* **Provided data**
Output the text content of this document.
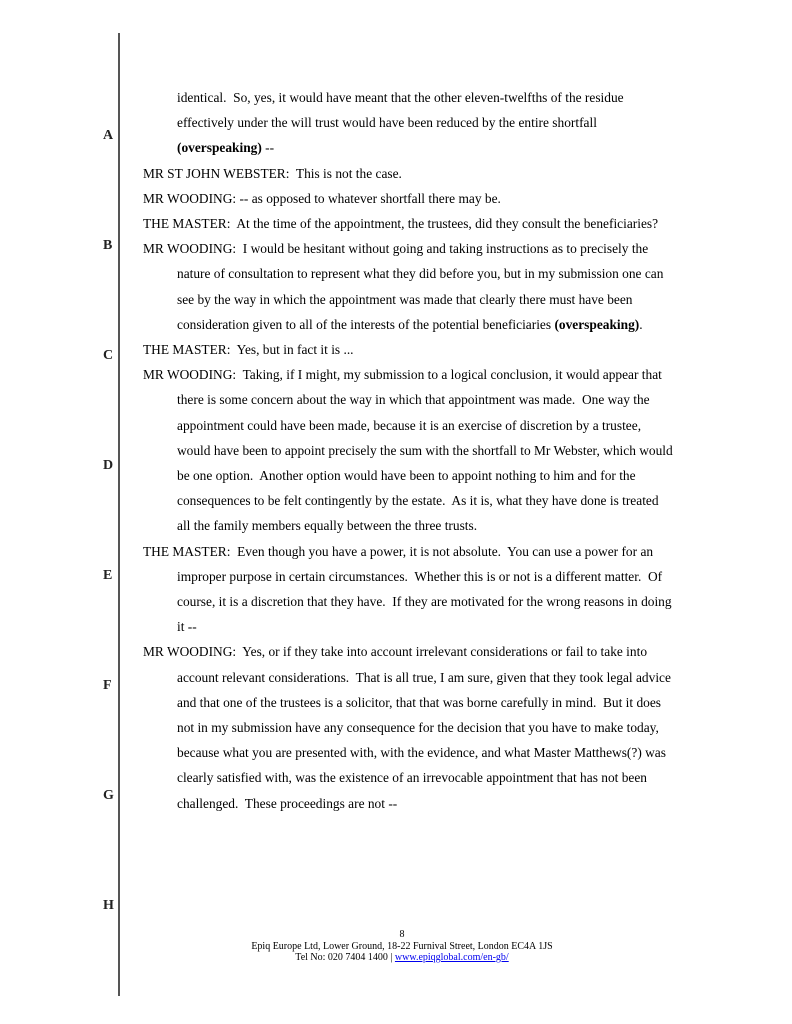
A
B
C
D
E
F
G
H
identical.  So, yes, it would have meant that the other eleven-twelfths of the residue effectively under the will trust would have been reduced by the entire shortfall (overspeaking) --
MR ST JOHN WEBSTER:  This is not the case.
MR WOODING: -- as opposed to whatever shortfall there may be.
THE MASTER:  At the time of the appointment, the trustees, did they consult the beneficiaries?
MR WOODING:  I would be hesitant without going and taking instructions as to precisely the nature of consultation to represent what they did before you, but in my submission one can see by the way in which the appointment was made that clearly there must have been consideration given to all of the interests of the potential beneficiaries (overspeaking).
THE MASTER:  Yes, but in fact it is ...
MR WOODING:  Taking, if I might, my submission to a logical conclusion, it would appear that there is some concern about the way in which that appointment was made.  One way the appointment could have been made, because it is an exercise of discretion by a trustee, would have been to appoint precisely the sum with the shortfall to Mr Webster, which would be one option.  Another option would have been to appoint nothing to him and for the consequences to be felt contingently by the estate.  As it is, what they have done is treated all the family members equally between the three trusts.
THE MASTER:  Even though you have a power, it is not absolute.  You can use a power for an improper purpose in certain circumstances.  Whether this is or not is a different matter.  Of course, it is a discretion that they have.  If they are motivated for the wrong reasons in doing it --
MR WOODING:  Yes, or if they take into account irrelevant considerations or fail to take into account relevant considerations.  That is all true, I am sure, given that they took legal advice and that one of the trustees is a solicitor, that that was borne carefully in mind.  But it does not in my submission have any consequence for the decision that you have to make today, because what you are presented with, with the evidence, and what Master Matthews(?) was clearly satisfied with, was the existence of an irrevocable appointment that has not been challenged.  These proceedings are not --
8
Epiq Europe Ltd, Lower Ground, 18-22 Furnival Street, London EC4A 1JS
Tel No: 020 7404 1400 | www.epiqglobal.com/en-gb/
* * *
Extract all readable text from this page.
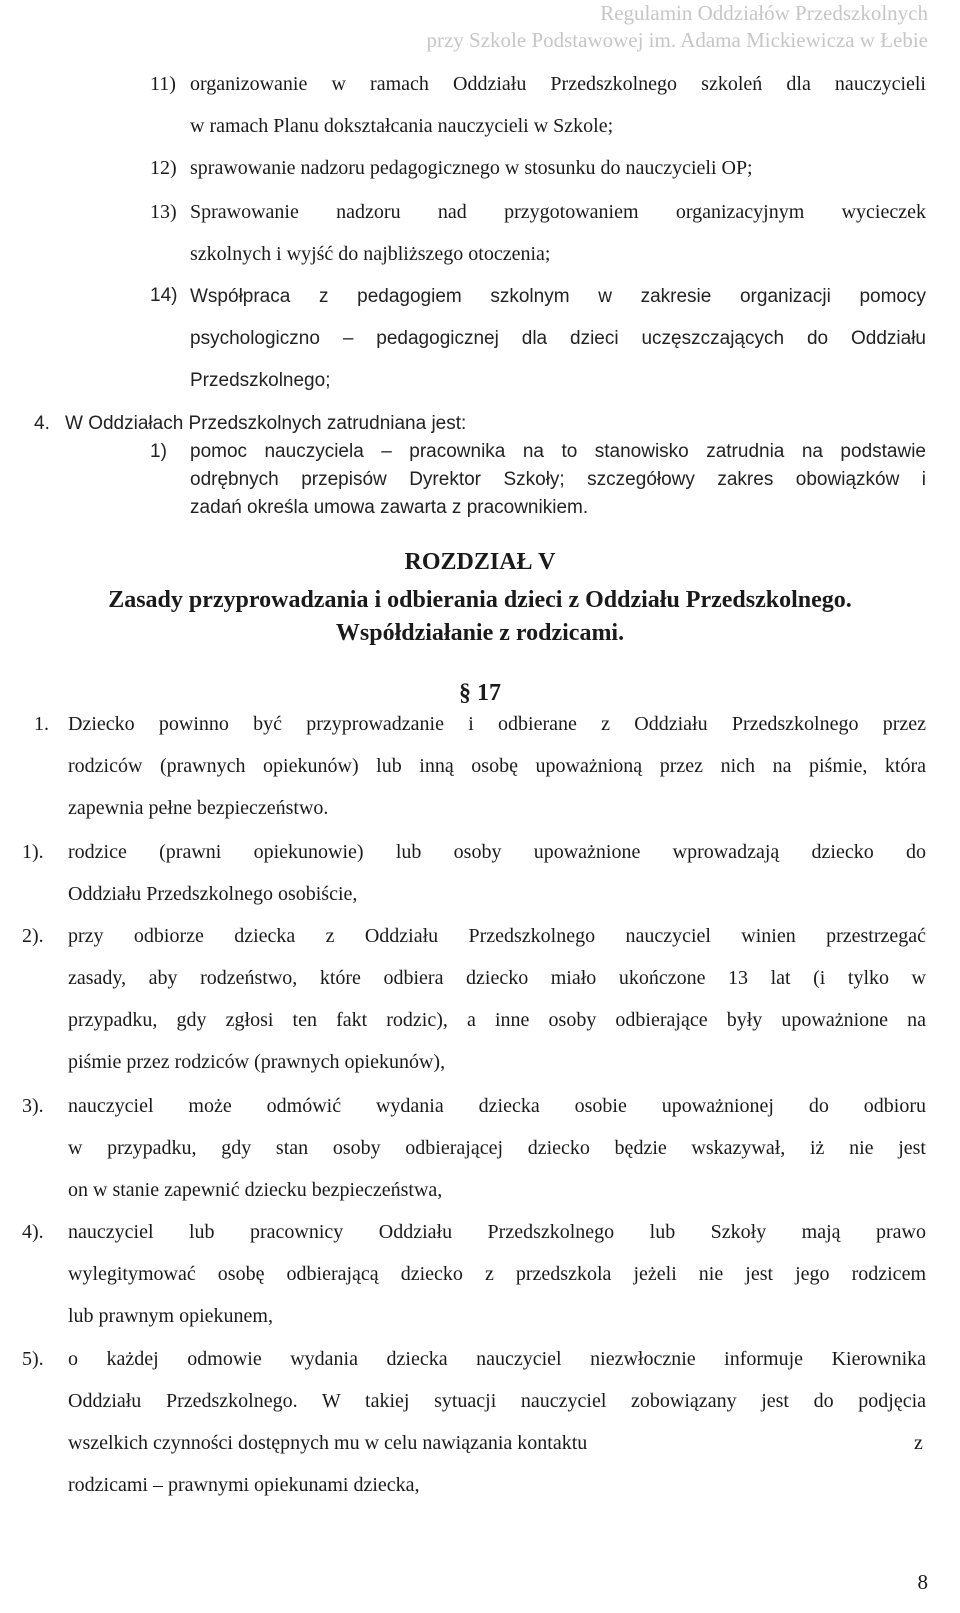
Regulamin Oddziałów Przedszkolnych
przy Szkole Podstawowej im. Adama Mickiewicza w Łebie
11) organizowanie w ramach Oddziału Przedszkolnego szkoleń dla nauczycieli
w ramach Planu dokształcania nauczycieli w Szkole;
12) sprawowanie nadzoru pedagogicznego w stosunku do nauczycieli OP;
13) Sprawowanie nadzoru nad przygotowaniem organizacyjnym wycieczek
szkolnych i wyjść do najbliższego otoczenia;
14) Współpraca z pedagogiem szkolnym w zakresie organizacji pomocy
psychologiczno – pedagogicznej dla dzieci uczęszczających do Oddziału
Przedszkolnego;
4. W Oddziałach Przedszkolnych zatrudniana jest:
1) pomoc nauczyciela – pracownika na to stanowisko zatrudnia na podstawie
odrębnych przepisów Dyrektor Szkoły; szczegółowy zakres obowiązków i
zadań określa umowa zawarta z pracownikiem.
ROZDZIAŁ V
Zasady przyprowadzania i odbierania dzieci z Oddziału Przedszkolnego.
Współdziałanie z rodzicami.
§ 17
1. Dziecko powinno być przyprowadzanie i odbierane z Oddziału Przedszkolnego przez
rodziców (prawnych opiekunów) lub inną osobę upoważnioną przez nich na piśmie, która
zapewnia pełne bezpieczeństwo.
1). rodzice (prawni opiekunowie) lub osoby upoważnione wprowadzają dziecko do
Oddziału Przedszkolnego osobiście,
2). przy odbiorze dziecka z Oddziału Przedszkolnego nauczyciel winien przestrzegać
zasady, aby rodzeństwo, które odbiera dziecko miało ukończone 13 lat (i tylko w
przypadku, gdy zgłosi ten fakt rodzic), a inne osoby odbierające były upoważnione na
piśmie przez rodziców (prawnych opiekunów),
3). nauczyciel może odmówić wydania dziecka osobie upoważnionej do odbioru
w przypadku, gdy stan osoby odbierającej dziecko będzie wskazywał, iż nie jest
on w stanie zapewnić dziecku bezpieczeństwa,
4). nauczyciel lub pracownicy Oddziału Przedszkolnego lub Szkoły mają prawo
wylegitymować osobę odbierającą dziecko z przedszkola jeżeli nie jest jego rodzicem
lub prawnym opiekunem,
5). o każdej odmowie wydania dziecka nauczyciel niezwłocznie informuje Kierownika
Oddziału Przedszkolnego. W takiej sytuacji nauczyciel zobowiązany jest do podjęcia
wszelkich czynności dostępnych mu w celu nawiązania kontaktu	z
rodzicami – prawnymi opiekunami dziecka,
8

* **Written problem**
From the entries above, copy every line that holds the word "nadzoru".

* **Final result**
12) sprawowanie nadzoru pedagogicznego w stosunku do nauczycieli OP;
13) Sprawowanie nadzoru nad przygotowaniem organizacyjnym wycieczek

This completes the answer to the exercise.